WHAT TO DO
Identify the lines that contain the string "Casino" and report only how many there are.

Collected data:
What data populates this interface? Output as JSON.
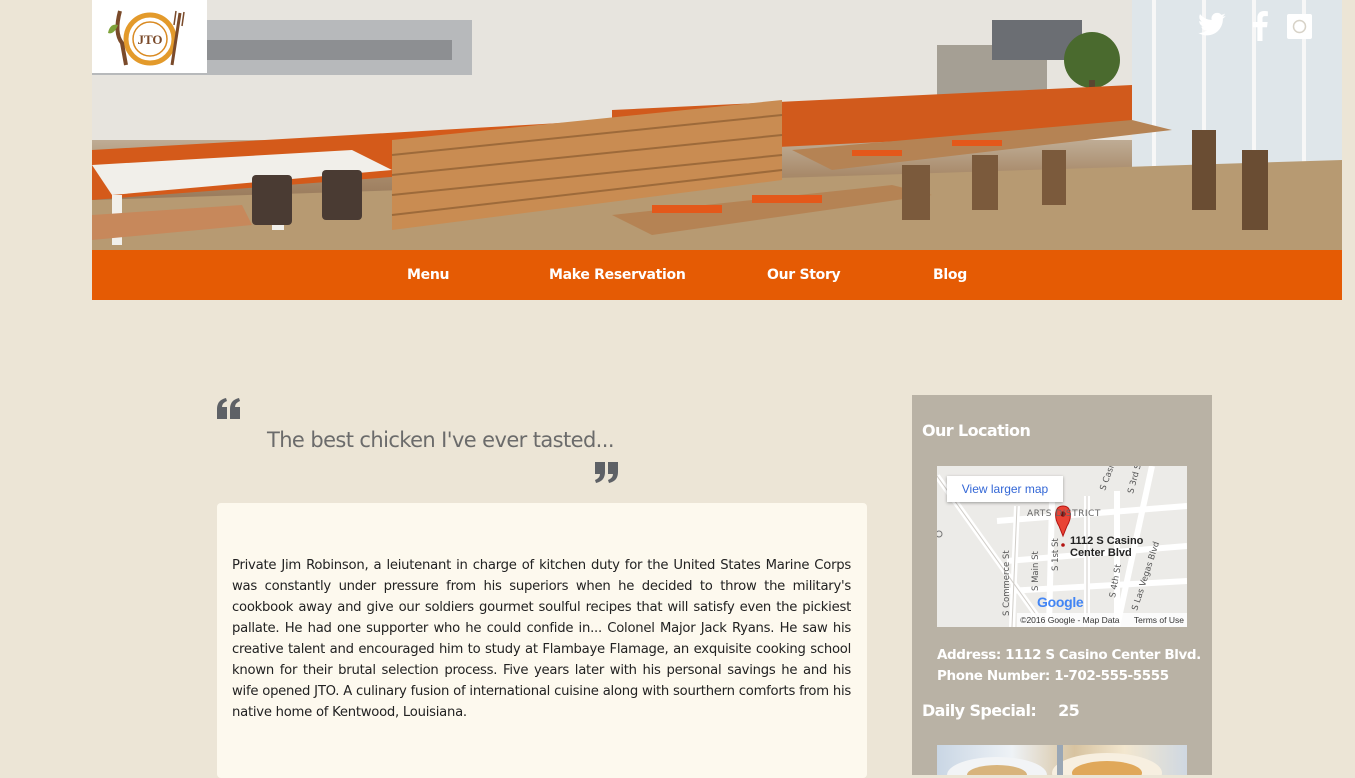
{
  "header": {
    "logo_text": "JTO",
    "hero_alt": "Restaurant interior with orange bench seating and wooden tables",
    "social": [
      {
        "icon": "twitter-icon"
      },
      {
        "icon": "facebook-icon"
      },
      {
        "icon": "instagram-icon"
      }
    ]
  },
  "nav": {
    "items": [
      "Menu",
      "Make Reservation",
      "Our Story",
      "Blog"
    ]
  },
  "testimonial": {
    "quote": "The best chicken I've ever tasted..."
  },
  "story": {
    "text": "Private Jim Robinson, a leiutenant in charge of kitchen duty for the United States Marine Corps was constantly under pressure from his superiors when he decided to throw the military's cookbook away and give our soldiers gourmet soulful recipes that will satisfy even the pickiest pallate. He had one supporter who he could confide in... Colonel Major Jack Ryans. He saw his creative talent and encouraged him to study at Flambaye Flamage, an exquisite cooking school known for their brutal selection process. Five years later with his personal savings he and his wife opened JTO. A culinary fusion of international cuisine along with sourthern comforts from his native home of Kentwood, Louisiana."
  },
  "sidebar": {
    "title": "Our Location",
    "map": {
      "button": "View larger map",
      "district": "ARTS DISTRICT",
      "place_line1": "1112 S Casino",
      "place_line2": "Center Blvd",
      "streets": [
        "S Casino",
        "S 3rd St",
        "S Commerce St",
        "S Main St",
        "S 1st St",
        "S 4th St",
        "S Las Vegas Blvd"
      ],
      "logo": "Google",
      "attribution": "©2016 Google - Map Data",
      "terms": "Terms of Use"
    },
    "address": "Address: 1112 S Casino Center Blvd.",
    "phone": "Phone Number: 1-702-555-5555",
    "special_label": "Daily Special:",
    "special_value": "25"
  },
  "colors": {
    "background": "#ece5d6",
    "nav": "#e55b04",
    "card": "#fdf9ee",
    "sidebar": "#b9b2a5"
  }
}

THE COMPLETED TASK
3